= WHAT YOU ARE ASKED TO DO =
Can the data below be echoed back word for word?
___ MATERIAL FOR THE TASK ___
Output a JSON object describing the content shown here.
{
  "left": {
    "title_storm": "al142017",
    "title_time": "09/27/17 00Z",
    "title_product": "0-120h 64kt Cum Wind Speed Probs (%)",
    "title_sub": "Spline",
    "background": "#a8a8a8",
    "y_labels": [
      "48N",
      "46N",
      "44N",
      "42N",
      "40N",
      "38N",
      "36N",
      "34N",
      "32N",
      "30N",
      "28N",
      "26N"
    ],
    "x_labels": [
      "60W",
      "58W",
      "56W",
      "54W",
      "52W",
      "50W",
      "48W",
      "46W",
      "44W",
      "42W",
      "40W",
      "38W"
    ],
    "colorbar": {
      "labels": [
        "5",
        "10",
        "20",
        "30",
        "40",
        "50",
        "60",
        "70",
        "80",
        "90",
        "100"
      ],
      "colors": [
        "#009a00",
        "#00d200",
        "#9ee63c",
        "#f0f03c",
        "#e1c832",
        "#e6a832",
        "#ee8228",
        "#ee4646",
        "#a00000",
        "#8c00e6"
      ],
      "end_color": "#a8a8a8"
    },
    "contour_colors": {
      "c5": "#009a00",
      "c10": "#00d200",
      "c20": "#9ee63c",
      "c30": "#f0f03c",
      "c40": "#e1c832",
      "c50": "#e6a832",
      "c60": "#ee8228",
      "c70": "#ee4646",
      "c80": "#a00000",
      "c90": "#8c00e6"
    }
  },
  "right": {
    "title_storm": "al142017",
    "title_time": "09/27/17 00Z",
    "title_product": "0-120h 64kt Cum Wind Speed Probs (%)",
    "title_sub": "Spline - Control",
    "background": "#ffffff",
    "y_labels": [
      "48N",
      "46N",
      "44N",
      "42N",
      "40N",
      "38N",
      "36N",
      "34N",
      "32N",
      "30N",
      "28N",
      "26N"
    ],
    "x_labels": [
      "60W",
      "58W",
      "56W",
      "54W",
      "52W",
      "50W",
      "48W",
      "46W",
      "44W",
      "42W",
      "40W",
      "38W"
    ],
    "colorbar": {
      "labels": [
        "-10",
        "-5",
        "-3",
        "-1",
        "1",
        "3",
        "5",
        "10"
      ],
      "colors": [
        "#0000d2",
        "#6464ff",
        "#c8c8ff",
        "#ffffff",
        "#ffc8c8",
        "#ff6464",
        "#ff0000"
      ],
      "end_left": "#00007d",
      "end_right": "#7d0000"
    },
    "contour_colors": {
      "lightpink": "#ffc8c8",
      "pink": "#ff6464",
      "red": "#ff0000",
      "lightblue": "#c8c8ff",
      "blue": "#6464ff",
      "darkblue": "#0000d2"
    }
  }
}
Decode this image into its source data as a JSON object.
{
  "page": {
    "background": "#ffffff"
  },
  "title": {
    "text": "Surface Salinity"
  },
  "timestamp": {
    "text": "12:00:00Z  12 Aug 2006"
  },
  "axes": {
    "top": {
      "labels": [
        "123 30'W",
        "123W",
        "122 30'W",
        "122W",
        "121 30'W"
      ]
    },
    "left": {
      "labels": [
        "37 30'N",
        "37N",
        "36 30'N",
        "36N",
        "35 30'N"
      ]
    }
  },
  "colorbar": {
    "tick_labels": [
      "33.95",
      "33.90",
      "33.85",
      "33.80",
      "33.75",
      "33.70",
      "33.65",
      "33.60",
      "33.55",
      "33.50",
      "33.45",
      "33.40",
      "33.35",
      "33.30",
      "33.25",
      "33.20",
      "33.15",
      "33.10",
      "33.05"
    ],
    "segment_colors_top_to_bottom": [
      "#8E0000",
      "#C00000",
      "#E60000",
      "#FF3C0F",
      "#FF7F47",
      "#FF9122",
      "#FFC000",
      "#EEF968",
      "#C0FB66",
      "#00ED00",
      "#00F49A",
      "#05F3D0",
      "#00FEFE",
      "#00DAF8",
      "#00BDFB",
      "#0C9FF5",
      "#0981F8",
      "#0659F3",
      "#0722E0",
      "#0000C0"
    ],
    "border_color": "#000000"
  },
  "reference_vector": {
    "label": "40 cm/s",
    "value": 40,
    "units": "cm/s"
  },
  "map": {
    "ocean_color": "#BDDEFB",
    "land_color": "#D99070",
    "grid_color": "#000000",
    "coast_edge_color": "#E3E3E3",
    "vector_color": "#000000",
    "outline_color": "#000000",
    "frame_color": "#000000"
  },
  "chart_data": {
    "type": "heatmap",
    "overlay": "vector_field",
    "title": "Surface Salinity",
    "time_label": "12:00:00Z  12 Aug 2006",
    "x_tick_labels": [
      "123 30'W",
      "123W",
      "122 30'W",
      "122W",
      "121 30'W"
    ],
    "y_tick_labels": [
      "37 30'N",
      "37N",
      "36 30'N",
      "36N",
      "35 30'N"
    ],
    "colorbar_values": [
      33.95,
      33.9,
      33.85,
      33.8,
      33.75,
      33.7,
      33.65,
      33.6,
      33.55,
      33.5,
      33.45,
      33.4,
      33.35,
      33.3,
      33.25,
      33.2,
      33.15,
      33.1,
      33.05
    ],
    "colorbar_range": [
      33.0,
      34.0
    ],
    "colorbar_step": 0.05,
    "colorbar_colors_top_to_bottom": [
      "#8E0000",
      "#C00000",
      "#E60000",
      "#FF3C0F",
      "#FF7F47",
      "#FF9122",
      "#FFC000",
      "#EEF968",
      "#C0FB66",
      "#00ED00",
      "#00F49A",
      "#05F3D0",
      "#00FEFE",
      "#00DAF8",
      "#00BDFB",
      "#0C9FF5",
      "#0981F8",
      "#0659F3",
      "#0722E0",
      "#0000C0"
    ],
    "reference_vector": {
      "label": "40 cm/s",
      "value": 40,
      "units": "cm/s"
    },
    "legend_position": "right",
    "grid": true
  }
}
___
= RESULT FOR THIS EXERCISE =
Output a JSON object describing the content shown here.
{
  "left": {
    "title_storm": "al142017",
    "title_time": "09/27/17 00Z",
    "title_product": "0-120h 64kt Cum Wind Speed Probs (%)",
    "title_sub": "Spline",
    "background": "#a8a8a8",
    "y_labels": [
      "48N",
      "46N",
      "44N",
      "42N",
      "40N",
      "38N",
      "36N",
      "34N",
      "32N",
      "30N",
      "28N",
      "26N"
    ],
    "x_labels": [
      "60W",
      "58W",
      "56W",
      "54W",
      "52W",
      "50W",
      "48W",
      "46W",
      "44W",
      "42W",
      "40W",
      "38W"
    ],
    "colorbar": {
      "labels": [
        "5",
        "10",
        "20",
        "30",
        "40",
        "50",
        "60",
        "70",
        "80",
        "90",
        "100"
      ],
      "colors": [
        "#009a00",
        "#00d200",
        "#9ee63c",
        "#f0f03c",
        "#e1c832",
        "#e6a832",
        "#ee8228",
        "#ee4646",
        "#a00000",
        "#8c00e6"
      ],
      "end_color": "#a8a8a8"
    },
    "contour_colors": {
      "c5": "#009a00",
      "c10": "#00d200",
      "c20": "#9ee63c",
      "c30": "#f0f03c",
      "c40": "#e1c832",
      "c50": "#e6a832",
      "c60": "#ee8228",
      "c70": "#ee4646",
      "c80": "#a00000",
      "c90": "#8c00e6"
    }
  },
  "right": {
    "title_storm": "al142017",
    "title_time": "09/27/17 00Z",
    "title_product": "0-120h 64kt Cum Wind Speed Probs (%)",
    "title_sub": "Spline - Control",
    "background": "#ffffff",
    "y_labels": [
      "48N",
      "46N",
      "44N",
      "42N",
      "40N",
      "38N",
      "36N",
      "34N",
      "32N",
      "30N",
      "28N",
      "26N"
    ],
    "x_labels": [
      "60W",
      "58W",
      "56W",
      "54W",
      "52W",
      "50W",
      "48W",
      "46W",
      "44W",
      "42W",
      "40W",
      "38W"
    ],
    "colorbar": {
      "labels": [
        "-10",
        "-5",
        "-3",
        "-1",
        "1",
        "3",
        "5",
        "10"
      ],
      "colors": [
        "#0000d2",
        "#6464ff",
        "#c8c8ff",
        "#ffffff",
        "#ffc8c8",
        "#ff6464",
        "#ff0000"
      ],
      "end_left": "#00007d",
      "end_right": "#7d0000"
    },
    "contour_colors": {
      "lightpink": "#ffc8c8",
      "pink": "#ff6464",
      "red": "#ff0000",
      "lightblue": "#c8c8ff",
      "blue": "#6464ff",
      "darkblue": "#0000d2"
    }
  }
}
Decode this image into its source data as a JSON object.
{
  "page": {
    "background": "#ffffff"
  },
  "title": {
    "text": "Surface Salinity"
  },
  "timestamp": {
    "text": "12:00:00Z  12 Aug 2006"
  },
  "axes": {
    "top": {
      "labels": [
        "123 30'W",
        "123W",
        "122 30'W",
        "122W",
        "121 30'W"
      ]
    },
    "left": {
      "labels": [
        "37 30'N",
        "37N",
        "36 30'N",
        "36N",
        "35 30'N"
      ]
    }
  },
  "colorbar": {
    "tick_labels": [
      "33.95",
      "33.90",
      "33.85",
      "33.80",
      "33.75",
      "33.70",
      "33.65",
      "33.60",
      "33.55",
      "33.50",
      "33.45",
      "33.40",
      "33.35",
      "33.30",
      "33.25",
      "33.20",
      "33.15",
      "33.10",
      "33.05"
    ],
    "segment_colors_top_to_bottom": [
      "#8E0000",
      "#C00000",
      "#E60000",
      "#FF3C0F",
      "#FF7F47",
      "#FF9122",
      "#FFC000",
      "#EEF968",
      "#C0FB66",
      "#00ED00",
      "#00F49A",
      "#05F3D0",
      "#00FEFE",
      "#00DAF8",
      "#00BDFB",
      "#0C9FF5",
      "#0981F8",
      "#0659F3",
      "#0722E0",
      "#0000C0"
    ],
    "border_color": "#000000"
  },
  "reference_vector": {
    "label": "40 cm/s",
    "value": 40,
    "units": "cm/s"
  },
  "map": {
    "ocean_color": "#BDDEFB",
    "land_color": "#D99070",
    "grid_color": "#000000",
    "coast_edge_color": "#E3E3E3",
    "vector_color": "#000000",
    "outline_color": "#000000",
    "frame_color": "#000000"
  },
  "chart_data": {
    "type": "heatmap",
    "overlay": "vector_field",
    "title": "Surface Salinity",
    "time_label": "12:00:00Z  12 Aug 2006",
    "x_tick_labels": [
      "123 30'W",
      "123W",
      "122 30'W",
      "122W",
      "121 30'W"
    ],
    "y_tick_labels": [
      "37 30'N",
      "37N",
      "36 30'N",
      "36N",
      "35 30'N"
    ],
    "colorbar_values": [
      33.95,
      33.9,
      33.85,
      33.8,
      33.75,
      33.7,
      33.65,
      33.6,
      33.55,
      33.5,
      33.45,
      33.4,
      33.35,
      33.3,
      33.25,
      33.2,
      33.15,
      33.1,
      33.05
    ],
    "colorbar_range": [
      33.0,
      34.0
    ],
    "colorbar_step": 0.05,
    "colorbar_colors_top_to_bottom": [
      "#8E0000",
      "#C00000",
      "#E60000",
      "#FF3C0F",
      "#FF7F47",
      "#FF9122",
      "#FFC000",
      "#EEF968",
      "#C0FB66",
      "#00ED00",
      "#00F49A",
      "#05F3D0",
      "#00FEFE",
      "#00DAF8",
      "#00BDFB",
      "#0C9FF5",
      "#0981F8",
      "#0659F3",
      "#0722E0",
      "#0000C0"
    ],
    "reference_vector": {
      "label": "40 cm/s",
      "value": 40,
      "units": "cm/s"
    },
    "legend_position": "right",
    "grid": true
  }
}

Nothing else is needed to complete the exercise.